Exercise instructions: Would you return the complete listing below word for word?

Entries supplied:
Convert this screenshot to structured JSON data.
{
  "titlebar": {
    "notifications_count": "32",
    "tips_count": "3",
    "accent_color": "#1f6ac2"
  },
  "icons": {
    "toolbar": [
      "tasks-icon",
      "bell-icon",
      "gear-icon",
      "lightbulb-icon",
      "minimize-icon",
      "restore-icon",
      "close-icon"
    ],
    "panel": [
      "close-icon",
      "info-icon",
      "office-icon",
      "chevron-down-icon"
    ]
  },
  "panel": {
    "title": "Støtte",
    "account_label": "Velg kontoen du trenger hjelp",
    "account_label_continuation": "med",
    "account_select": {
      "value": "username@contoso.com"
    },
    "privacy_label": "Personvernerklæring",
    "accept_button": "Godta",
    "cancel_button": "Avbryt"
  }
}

Result of the exercise:
Convert this screenshot to structured JSON data.
{
  "titlebar": {
    "notifications_count": "32",
    "tips_count": "3",
    "accent_color": "#1f6ac2"
  },
  "icons": {
    "toolbar": [
      "tasks-icon",
      "bell-icon",
      "gear-icon",
      "lightbulb-icon",
      "minimize-icon",
      "restore-icon",
      "close-icon"
    ],
    "panel": [
      "close-icon",
      "info-icon",
      "office-icon",
      "chevron-down-icon"
    ]
  },
  "panel": {
    "title": "Støtte",
    "account_label": "Velg kontoen du trenger hjelp",
    "account_label_continuation": "med",
    "account_select": {
      "value": "username@contoso.com"
    },
    "privacy_label": "Personvernerklæring",
    "accept_button": "Godta",
    "cancel_button": "Avbryt"
  }
}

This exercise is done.